__Requirements__:
Lay out as a JSON list of strings the rows between the line holding "bar [410, 1126, 544, 1257]" and the line holding "growth-value-label: 16.7% [1274, 796, 1363, 829]", inclusive, with one string per line and blank lines omitted.

+++ Dataset rows

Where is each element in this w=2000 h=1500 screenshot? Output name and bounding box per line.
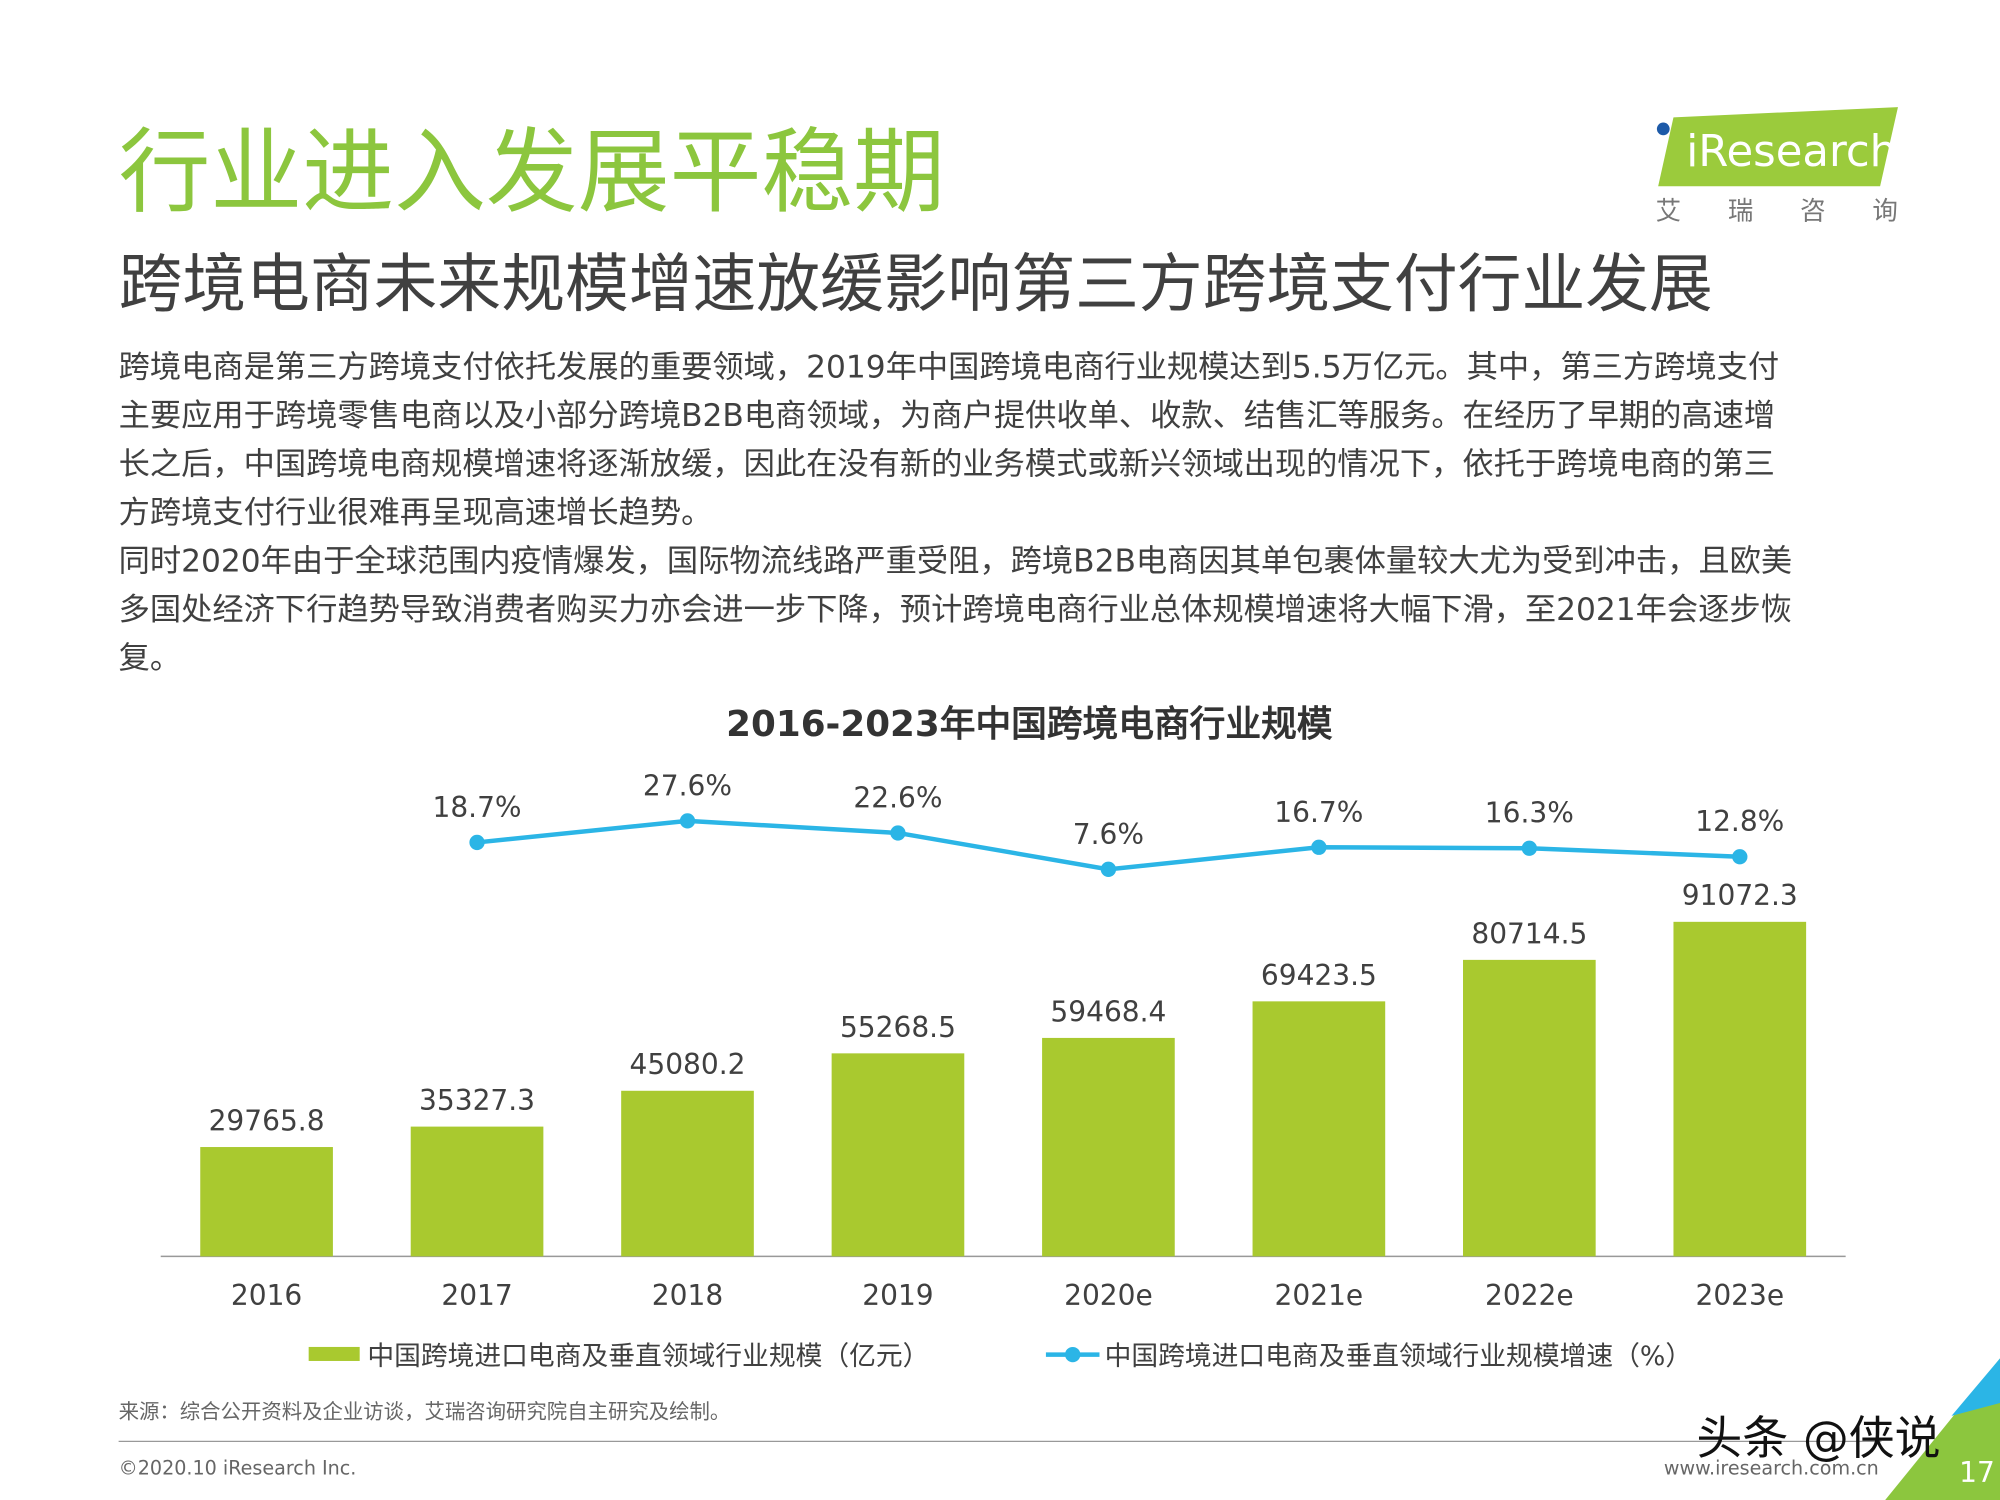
bar [410, 1126, 544, 1257]
bar-value-label: 55268.5 [840, 1011, 956, 1044]
bar-value-label: 80714.5 [1471, 917, 1587, 950]
bar-value-label: 29765.8 [209, 1104, 325, 1137]
body-line: 长之后，中国跨境电商规模增速将逐渐放缓，因此在没有新的业务模式或新兴领域出现的情… [119, 446, 1775, 482]
logo: iResearch [1686, 127, 1897, 177]
body-line: 方跨境支付行业很难再呈现高速增长趋势。 [119, 495, 713, 531]
body-line: 复。 [119, 640, 182, 676]
x-tick-label: 2018 [652, 1279, 723, 1312]
x-tick-label: 2022e [1485, 1279, 1574, 1312]
growth-point [1100, 861, 1117, 877]
body-line: 同时2020年由于全球范围内疫情爆发，国际物流线路严重受阻，跨境B2B电商因其单… [119, 543, 1793, 579]
growth-value-label: 18.7% [432, 791, 521, 824]
subtitle: 跨境电商未来规模增速放缓影响第三方跨境支付行业发展 [119, 248, 1713, 322]
bar [1042, 1037, 1175, 1257]
logo-badge [1658, 107, 1898, 187]
x-tick-label: 2019 [862, 1279, 933, 1312]
logo-dot [1656, 122, 1670, 136]
legend-label: 中国跨境进口电商及垂直领域行业规模增速（%） [1105, 1341, 1693, 1372]
x-tick-label: 2020e [1064, 1279, 1153, 1312]
x-tick-label: 2017 [441, 1279, 512, 1312]
legend-swatch [308, 1346, 360, 1361]
body-line: 多国处经济下行趋势导致消费者购买力亦会进一步下降，预计跨境电商行业总体规模增速将… [119, 592, 1792, 628]
x-tick-label: 2021e [1275, 1279, 1364, 1312]
x-tick-label: 2023e [1695, 1279, 1784, 1312]
bar-value-label: 45080.2 [630, 1048, 746, 1081]
growth-point [890, 825, 906, 841]
copyright: ©2020.10 iResearch Inc. [119, 1456, 357, 1479]
growth-value-label: 16.7% [1274, 796, 1363, 829]
growth-point [1732, 849, 1748, 865]
chart: 2016 2017 2018 2019 2020e 2021e 2022e 2023e 2976… [160, 769, 1846, 1372]
growth-value-label: 7.6% [1073, 818, 1144, 851]
bar [831, 1053, 965, 1257]
body-line: 跨境电商是第三方跨境支付依托发展的重要领域，2019年中国跨境电商行业规模达到5… [119, 350, 1779, 386]
bar-value-label: 69423.5 [1261, 959, 1377, 992]
growth-value-label: 27.6% [643, 769, 732, 802]
body-text: 跨境电商是第三方跨境支付依托发展的重要领域，2019年中国跨境电商行业规模达到5… [119, 350, 1793, 677]
growth-value-label: 22.6% [853, 781, 942, 814]
growth-value-label: 16.3% [1485, 797, 1574, 830]
body-line: 主要应用于跨境零售电商以及小部分跨境B2B电商领域，为商户提供收单、收款、结售汇… [119, 398, 1776, 434]
logo-sub: 艾 瑞 咨 询 [1656, 196, 1898, 226]
page-number: 17 [1959, 1456, 1995, 1489]
x-tick-label: 2016 [231, 1279, 302, 1312]
growth-point [1311, 839, 1327, 855]
legend-swatch-dot [1065, 1346, 1081, 1363]
legend-label: 中国跨境进口电商及垂直领域行业规模（亿元） [367, 1341, 929, 1372]
bar [200, 1147, 333, 1257]
bar [1252, 1001, 1386, 1257]
bar-value-label: 91072.3 [1682, 879, 1798, 912]
bar-value-label: 59468.4 [1050, 995, 1166, 1028]
growth-point [679, 813, 696, 829]
growth-point [1521, 840, 1537, 856]
bar [1463, 959, 1596, 1257]
corner-accent [1951, 1358, 2000, 1416]
source: 来源：综合公开资料及企业访谈，艾瑞咨询研究院自主研究及绘制。 [119, 1399, 731, 1423]
url: www.iresearch.com.cn [1664, 1456, 1879, 1479]
growth-value-label: 12.8% [1695, 805, 1784, 838]
bar [1673, 921, 1807, 1257]
growth-point [469, 834, 485, 851]
title: 行业进入发展平稳期 [119, 119, 945, 226]
bar [621, 1090, 754, 1257]
bar-value-label: 35327.3 [419, 1084, 535, 1117]
chart-title: 2016-2023年中国跨境电商行业规模 [726, 704, 1333, 745]
watermark: 头条 @侠说 [1696, 1411, 1940, 1465]
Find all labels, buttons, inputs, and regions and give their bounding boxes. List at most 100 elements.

++++++

__Answer below__:
[
  "bar [410, 1126, 544, 1257]",
  "bar-value-label: 55268.5 [840, 1011, 956, 1044]",
  "bar-value-label: 80714.5 [1471, 917, 1587, 950]",
  "bar-value-label: 29765.8 [209, 1104, 325, 1137]",
  "body-line: 长之后，中国跨境电商规模增速将逐渐放缓，因此在没有新的业务模式或新兴领域出现的情… [119, 446, 1775, 482]",
  "logo: iResearch [1686, 127, 1897, 177]",
  "body-line: 方跨境支付行业很难再呈现高速增长趋势。 [119, 495, 713, 531]",
  "body-line: 复。 [119, 640, 182, 676]",
  "x-tick-label: 2018 [652, 1279, 723, 1312]",
  "x-tick-label: 2022e [1485, 1279, 1574, 1312]",
  "growth-point [1100, 861, 1117, 877]",
  "body-line: 同时2020年由于全球范围内疫情爆发，国际物流线路严重受阻，跨境B2B电商因其单… [119, 543, 1793, 579]",
  "growth-value-label: 18.7% [432, 791, 521, 824]",
  "subtitle: 跨境电商未来规模增速放缓影响第三方跨境支付行业发展 [119, 248, 1713, 322]",
  "bar [1042, 1037, 1175, 1257]",
  "logo-badge [1658, 107, 1898, 187]",
  "x-tick-label: 2019 [862, 1279, 933, 1312]",
  "logo-dot [1656, 122, 1670, 136]",
  "legend-label: 中国跨境进口电商及垂直领域行业规模增速（%） [1105, 1341, 1693, 1372]",
  "x-tick-label: 2020e [1064, 1279, 1153, 1312]",
  "x-tick-label: 2017 [441, 1279, 512, 1312]",
  "legend-swatch [308, 1346, 360, 1361]",
  "body-line: 多国处经济下行趋势导致消费者购买力亦会进一步下降，预计跨境电商行业总体规模增速将… [119, 592, 1792, 628]",
  "x-tick-label: 2021e [1275, 1279, 1364, 1312]",
  "x-tick-label: 2023e [1695, 1279, 1784, 1312]",
  "bar-value-label: 45080.2 [630, 1048, 746, 1081]",
  "growth-point [890, 825, 906, 841]",
  "copyright: ©2020.10 iResearch Inc. [119, 1456, 357, 1479]",
  "growth-value-label: 16.7% [1274, 796, 1363, 829]"
]